* _Tasks_
1. According to the article on Gmina Zakrzewo, how far is the village of Zakrzewo from Toruń, and in which direction?
2. Using the article on Gmina Zakrzewo, explain what kind of unit the gmina is and why the village of Zakrzewo is important to it.

* _Study text_
|---|

- Coat of arms
- Interactive map of Gmina Zakrzewo
- Coordinates (Zakrzewo): 52°46′N 18°37′E﻿ / ﻿52.767°N 18.617°E
- Country: Poland
- Voivodeship: Kuyavian-Pomeranian
- County: Aleksandrów
- Seat: Zakrzewo

Area
- • Total: 76.08 km^{2} (29.37 sq mi)

Population (2006)
- • Total: 3,661
- • Density: 48.12/km^{2} (124.6/sq mi)

= Gmina Zakrzewo, Kuyavian-Pomeranian Voivodeship =

Gmina Zakrzewo is a rural gmina (administrative district) in Aleksandrów County, Kuyavian-Pomeranian Voivodeship, in north-central Poland. Its seat is the village of Zakrzewo, which lies approximately 13 km south-west of Aleksandrów Kujawski and 30 km south of Toruń.

The gmina covers an area of 76.08 km2, and as of 2006 its total population is 3,661.

|---|

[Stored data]
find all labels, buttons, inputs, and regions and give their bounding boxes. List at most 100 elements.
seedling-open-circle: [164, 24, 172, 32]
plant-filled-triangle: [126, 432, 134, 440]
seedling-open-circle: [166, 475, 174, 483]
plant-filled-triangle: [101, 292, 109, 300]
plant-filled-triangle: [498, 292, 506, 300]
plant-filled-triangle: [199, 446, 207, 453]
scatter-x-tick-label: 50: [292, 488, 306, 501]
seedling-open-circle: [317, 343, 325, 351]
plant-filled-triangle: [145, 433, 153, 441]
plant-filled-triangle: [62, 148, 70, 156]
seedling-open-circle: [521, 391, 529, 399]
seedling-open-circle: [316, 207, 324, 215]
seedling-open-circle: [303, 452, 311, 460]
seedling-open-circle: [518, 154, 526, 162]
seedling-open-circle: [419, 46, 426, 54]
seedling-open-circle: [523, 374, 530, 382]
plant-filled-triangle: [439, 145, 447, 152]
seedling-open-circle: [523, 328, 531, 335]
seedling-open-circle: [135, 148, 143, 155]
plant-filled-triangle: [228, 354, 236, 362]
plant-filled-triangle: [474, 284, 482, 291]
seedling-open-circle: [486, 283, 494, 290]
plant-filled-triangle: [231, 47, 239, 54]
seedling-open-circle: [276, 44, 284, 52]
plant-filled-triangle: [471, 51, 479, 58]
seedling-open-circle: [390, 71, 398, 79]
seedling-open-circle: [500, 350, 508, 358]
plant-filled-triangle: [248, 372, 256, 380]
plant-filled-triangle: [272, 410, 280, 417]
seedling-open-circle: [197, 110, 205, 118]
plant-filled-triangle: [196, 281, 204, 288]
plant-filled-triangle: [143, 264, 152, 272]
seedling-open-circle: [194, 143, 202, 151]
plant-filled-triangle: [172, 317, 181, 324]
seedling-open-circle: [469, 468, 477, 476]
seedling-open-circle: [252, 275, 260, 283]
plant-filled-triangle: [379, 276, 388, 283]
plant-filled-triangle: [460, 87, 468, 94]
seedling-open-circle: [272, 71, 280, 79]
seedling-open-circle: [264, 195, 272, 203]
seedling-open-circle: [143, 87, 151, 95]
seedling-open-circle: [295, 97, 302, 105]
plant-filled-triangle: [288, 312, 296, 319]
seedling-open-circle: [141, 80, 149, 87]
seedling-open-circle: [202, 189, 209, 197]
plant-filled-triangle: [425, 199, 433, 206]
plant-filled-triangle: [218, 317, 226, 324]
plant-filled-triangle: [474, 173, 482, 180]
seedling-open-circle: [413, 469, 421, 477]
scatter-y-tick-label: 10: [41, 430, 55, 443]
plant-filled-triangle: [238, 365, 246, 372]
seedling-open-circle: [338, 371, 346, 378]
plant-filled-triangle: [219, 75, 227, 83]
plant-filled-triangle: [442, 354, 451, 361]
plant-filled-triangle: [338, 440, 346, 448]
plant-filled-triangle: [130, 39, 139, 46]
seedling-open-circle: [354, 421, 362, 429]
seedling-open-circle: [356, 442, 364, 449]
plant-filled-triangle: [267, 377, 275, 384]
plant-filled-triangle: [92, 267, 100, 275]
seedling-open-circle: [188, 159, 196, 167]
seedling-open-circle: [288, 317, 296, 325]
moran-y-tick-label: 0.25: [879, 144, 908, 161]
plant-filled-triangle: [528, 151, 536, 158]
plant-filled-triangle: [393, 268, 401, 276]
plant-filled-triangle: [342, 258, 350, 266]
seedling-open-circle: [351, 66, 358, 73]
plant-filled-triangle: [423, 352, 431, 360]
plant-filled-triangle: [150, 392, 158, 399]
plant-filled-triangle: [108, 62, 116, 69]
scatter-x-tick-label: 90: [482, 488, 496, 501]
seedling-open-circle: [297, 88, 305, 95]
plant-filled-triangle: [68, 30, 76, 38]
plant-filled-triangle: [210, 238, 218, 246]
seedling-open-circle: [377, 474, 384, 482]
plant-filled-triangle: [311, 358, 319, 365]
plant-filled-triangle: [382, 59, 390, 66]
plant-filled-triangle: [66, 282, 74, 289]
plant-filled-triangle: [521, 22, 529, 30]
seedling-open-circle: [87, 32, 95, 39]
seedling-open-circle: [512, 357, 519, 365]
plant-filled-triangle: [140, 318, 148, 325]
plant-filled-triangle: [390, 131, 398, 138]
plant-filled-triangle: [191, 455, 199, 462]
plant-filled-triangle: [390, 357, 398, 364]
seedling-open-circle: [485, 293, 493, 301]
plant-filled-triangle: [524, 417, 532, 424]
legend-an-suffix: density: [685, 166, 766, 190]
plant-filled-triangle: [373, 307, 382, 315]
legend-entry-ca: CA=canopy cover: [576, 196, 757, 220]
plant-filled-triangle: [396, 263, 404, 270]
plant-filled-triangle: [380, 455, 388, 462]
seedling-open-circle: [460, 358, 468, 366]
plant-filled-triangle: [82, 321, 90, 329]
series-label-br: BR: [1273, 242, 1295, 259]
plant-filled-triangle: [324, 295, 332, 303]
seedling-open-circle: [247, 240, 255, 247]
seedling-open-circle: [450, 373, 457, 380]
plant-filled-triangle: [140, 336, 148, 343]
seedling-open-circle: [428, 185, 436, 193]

|---|

* _Exercise answers_
1. It lies approximately 30 km south of Toruń.

2. Gmina Zakrzewo is a rural gmina, meaning an administrative district, in Aleksandrów County, Kuyavian-Pomeranian Voivodeship, in north-central Poland. The village of Zakrzewo is important because it is the gmina's seat.